== Segment start ==

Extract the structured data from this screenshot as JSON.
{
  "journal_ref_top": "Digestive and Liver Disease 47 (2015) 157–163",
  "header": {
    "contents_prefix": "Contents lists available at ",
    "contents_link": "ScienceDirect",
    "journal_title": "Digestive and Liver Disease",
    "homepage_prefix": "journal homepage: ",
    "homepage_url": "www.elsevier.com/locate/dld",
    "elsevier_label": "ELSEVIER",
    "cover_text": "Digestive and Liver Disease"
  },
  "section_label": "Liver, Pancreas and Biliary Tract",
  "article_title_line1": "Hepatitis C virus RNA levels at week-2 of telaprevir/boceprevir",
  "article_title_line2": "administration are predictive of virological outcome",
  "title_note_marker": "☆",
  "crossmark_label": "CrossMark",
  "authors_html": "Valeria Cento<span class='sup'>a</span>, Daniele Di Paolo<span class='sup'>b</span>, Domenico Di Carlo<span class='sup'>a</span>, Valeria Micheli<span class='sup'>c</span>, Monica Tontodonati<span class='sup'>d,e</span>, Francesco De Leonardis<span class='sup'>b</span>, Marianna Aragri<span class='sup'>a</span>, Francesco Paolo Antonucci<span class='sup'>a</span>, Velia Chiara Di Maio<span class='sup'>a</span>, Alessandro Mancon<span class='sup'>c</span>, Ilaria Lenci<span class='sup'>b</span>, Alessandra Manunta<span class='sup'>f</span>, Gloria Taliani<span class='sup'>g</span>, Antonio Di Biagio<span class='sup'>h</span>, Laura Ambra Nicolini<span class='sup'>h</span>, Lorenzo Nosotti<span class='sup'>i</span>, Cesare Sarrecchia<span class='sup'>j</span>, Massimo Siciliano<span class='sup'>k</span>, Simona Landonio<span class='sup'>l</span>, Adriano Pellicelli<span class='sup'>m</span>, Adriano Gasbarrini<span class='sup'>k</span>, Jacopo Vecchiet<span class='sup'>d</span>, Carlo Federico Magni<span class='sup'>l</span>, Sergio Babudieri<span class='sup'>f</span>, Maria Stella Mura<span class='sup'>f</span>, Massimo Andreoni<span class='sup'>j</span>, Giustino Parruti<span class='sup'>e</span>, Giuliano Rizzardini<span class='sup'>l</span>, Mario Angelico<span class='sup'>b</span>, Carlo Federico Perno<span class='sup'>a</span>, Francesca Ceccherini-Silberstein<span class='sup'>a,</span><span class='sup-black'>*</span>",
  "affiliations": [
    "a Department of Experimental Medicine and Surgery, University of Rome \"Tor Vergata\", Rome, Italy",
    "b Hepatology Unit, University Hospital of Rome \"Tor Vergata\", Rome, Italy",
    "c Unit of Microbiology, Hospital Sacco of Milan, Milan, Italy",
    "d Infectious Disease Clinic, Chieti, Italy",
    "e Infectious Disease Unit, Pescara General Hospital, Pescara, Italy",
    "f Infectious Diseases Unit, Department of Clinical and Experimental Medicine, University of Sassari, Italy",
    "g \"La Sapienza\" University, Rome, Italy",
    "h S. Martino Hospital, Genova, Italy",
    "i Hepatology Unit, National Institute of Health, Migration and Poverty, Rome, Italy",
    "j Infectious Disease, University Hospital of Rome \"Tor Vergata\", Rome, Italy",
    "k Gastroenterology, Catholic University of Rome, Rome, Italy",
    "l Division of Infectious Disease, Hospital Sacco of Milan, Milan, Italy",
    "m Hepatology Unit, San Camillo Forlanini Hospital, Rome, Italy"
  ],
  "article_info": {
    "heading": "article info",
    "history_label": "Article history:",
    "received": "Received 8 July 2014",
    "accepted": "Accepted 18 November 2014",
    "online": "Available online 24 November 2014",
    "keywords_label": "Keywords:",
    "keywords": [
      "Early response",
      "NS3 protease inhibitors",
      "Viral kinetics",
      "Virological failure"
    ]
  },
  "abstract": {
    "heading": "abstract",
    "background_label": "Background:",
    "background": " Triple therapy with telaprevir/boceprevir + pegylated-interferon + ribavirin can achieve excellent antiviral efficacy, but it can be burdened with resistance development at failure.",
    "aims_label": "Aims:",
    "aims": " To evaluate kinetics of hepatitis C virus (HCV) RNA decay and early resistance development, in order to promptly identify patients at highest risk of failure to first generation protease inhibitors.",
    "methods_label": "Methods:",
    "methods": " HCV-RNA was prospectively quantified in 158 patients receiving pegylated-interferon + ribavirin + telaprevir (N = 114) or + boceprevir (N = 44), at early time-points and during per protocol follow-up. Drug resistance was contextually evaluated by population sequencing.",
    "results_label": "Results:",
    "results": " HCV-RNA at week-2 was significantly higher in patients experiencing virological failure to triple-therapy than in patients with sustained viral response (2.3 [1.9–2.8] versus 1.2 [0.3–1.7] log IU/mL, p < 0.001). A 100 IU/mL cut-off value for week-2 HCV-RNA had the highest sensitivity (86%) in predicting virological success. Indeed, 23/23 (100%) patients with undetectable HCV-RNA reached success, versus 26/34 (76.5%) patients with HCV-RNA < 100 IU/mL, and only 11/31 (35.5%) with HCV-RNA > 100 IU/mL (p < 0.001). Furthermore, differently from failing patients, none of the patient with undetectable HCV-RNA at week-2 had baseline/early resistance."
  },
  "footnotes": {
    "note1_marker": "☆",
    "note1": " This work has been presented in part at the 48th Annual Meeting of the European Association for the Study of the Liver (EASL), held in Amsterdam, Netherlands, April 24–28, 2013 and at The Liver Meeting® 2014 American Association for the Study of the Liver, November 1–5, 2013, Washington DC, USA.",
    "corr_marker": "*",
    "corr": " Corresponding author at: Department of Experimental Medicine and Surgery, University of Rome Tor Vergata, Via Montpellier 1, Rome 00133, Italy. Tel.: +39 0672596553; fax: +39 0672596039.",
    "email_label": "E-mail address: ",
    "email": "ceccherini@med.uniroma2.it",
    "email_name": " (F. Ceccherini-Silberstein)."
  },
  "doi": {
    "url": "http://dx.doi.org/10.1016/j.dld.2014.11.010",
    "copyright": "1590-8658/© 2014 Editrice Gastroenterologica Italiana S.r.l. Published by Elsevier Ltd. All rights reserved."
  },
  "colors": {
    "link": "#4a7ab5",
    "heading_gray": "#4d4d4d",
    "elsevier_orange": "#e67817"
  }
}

== Segment end ==

> **What this task involves**: Write out the records in full, exactly as they appear above.

> **Exercise response**:
Extract the structured data from this screenshot as JSON.
{
  "journal_ref_top": "Digestive and Liver Disease 47 (2015) 157–163",
  "header": {
    "contents_prefix": "Contents lists available at ",
    "contents_link": "ScienceDirect",
    "journal_title": "Digestive and Liver Disease",
    "homepage_prefix": "journal homepage: ",
    "homepage_url": "www.elsevier.com/locate/dld",
    "elsevier_label": "ELSEVIER",
    "cover_text": "Digestive and Liver Disease"
  },
  "section_label": "Liver, Pancreas and Biliary Tract",
  "article_title_line1": "Hepatitis C virus RNA levels at week-2 of telaprevir/boceprevir",
  "article_title_line2": "administration are predictive of virological outcome",
  "title_note_marker": "☆",
  "crossmark_label": "CrossMark",
  "authors_html": "Valeria Cento<span class='sup'>a</span>, Daniele Di Paolo<span class='sup'>b</span>, Domenico Di Carlo<span class='sup'>a</span>, Valeria Micheli<span class='sup'>c</span>, Monica Tontodonati<span class='sup'>d,e</span>, Francesco De Leonardis<span class='sup'>b</span>, Marianna Aragri<span class='sup'>a</span>, Francesco Paolo Antonucci<span class='sup'>a</span>, Velia Chiara Di Maio<span class='sup'>a</span>, Alessandro Mancon<span class='sup'>c</span>, Ilaria Lenci<span class='sup'>b</span>, Alessandra Manunta<span class='sup'>f</span>, Gloria Taliani<span class='sup'>g</span>, Antonio Di Biagio<span class='sup'>h</span>, Laura Ambra Nicolini<span class='sup'>h</span>, Lorenzo Nosotti<span class='sup'>i</span>, Cesare Sarrecchia<span class='sup'>j</span>, Massimo Siciliano<span class='sup'>k</span>, Simona Landonio<span class='sup'>l</span>, Adriano Pellicelli<span class='sup'>m</span>, Adriano Gasbarrini<span class='sup'>k</span>, Jacopo Vecchiet<span class='sup'>d</span>, Carlo Federico Magni<span class='sup'>l</span>, Sergio Babudieri<span class='sup'>f</span>, Maria Stella Mura<span class='sup'>f</span>, Massimo Andreoni<span class='sup'>j</span>, Giustino Parruti<span class='sup'>e</span>, Giuliano Rizzardini<span class='sup'>l</span>, Mario Angelico<span class='sup'>b</span>, Carlo Federico Perno<span class='sup'>a</span>, Francesca Ceccherini-Silberstein<span class='sup'>a,</span><span class='sup-black'>*</span>",
  "affiliations": [
    "a Department of Experimental Medicine and Surgery, University of Rome \"Tor Vergata\", Rome, Italy",
    "b Hepatology Unit, University Hospital of Rome \"Tor Vergata\", Rome, Italy",
    "c Unit of Microbiology, Hospital Sacco of Milan, Milan, Italy",
    "d Infectious Disease Clinic, Chieti, Italy",
    "e Infectious Disease Unit, Pescara General Hospital, Pescara, Italy",
    "f Infectious Diseases Unit, Department of Clinical and Experimental Medicine, University of Sassari, Italy",
    "g \"La Sapienza\" University, Rome, Italy",
    "h S. Martino Hospital, Genova, Italy",
    "i Hepatology Unit, National Institute of Health, Migration and Poverty, Rome, Italy",
    "j Infectious Disease, University Hospital of Rome \"Tor Vergata\", Rome, Italy",
    "k Gastroenterology, Catholic University of Rome, Rome, Italy",
    "l Division of Infectious Disease, Hospital Sacco of Milan, Milan, Italy",
    "m Hepatology Unit, San Camillo Forlanini Hospital, Rome, Italy"
  ],
  "article_info": {
    "heading": "article info",
    "history_label": "Article history:",
    "received": "Received 8 July 2014",
    "accepted": "Accepted 18 November 2014",
    "online": "Available online 24 November 2014",
    "keywords_label": "Keywords:",
    "keywords": [
      "Early response",
      "NS3 protease inhibitors",
      "Viral kinetics",
      "Virological failure"
    ]
  },
  "abstract": {
    "heading": "abstract",
    "background_label": "Background:",
    "background": " Triple therapy with telaprevir/boceprevir + pegylated-interferon + ribavirin can achieve excellent antiviral efficacy, but it can be burdened with resistance development at failure.",
    "aims_label": "Aims:",
    "aims": " To evaluate kinetics of hepatitis C virus (HCV) RNA decay and early resistance development, in order to promptly identify patients at highest risk of failure to first generation protease inhibitors.",
    "methods_label": "Methods:",
    "methods": " HCV-RNA was prospectively quantified in 158 patients receiving pegylated-interferon + ribavirin + telaprevir (N = 114) or + boceprevir (N = 44), at early time-points and during per protocol follow-up. Drug resistance was contextually evaluated by population sequencing.",
    "results_label": "Results:",
    "results": " HCV-RNA at week-2 was significantly higher in patients experiencing virological failure to triple-therapy than in patients with sustained viral response (2.3 [1.9–2.8] versus 1.2 [0.3–1.7] log IU/mL, p < 0.001). A 100 IU/mL cut-off value for week-2 HCV-RNA had the highest sensitivity (86%) in predicting virological success. Indeed, 23/23 (100%) patients with undetectable HCV-RNA reached success, versus 26/34 (76.5%) patients with HCV-RNA < 100 IU/mL, and only 11/31 (35.5%) with HCV-RNA > 100 IU/mL (p < 0.001). Furthermore, differently from failing patients, none of the patient with undetectable HCV-RNA at week-2 had baseline/early resistance."
  },
  "footnotes": {
    "note1_marker": "☆",
    "note1": " This work has been presented in part at the 48th Annual Meeting of the European Association for the Study of the Liver (EASL), held in Amsterdam, Netherlands, April 24–28, 2013 and at The Liver Meeting® 2014 American Association for the Study of the Liver, November 1–5, 2013, Washington DC, USA.",
    "corr_marker": "*",
    "corr": " Corresponding author at: Department of Experimental Medicine and Surgery, University of Rome Tor Vergata, Via Montpellier 1, Rome 00133, Italy. Tel.: +39 0672596553; fax: +39 0672596039.",
    "email_label": "E-mail address: ",
    "email": "ceccherini@med.uniroma2.it",
    "email_name": " (F. Ceccherini-Silberstein)."
  },
  "doi": {
    "url": "http://dx.doi.org/10.1016/j.dld.2014.11.010",
    "copyright": "1590-8658/© 2014 Editrice Gastroenterologica Italiana S.r.l. Published by Elsevier Ltd. All rights reserved."
  },
  "colors": {
    "link": "#4a7ab5",
    "heading_gray": "#4d4d4d",
    "elsevier_orange": "#e67817"
  }
}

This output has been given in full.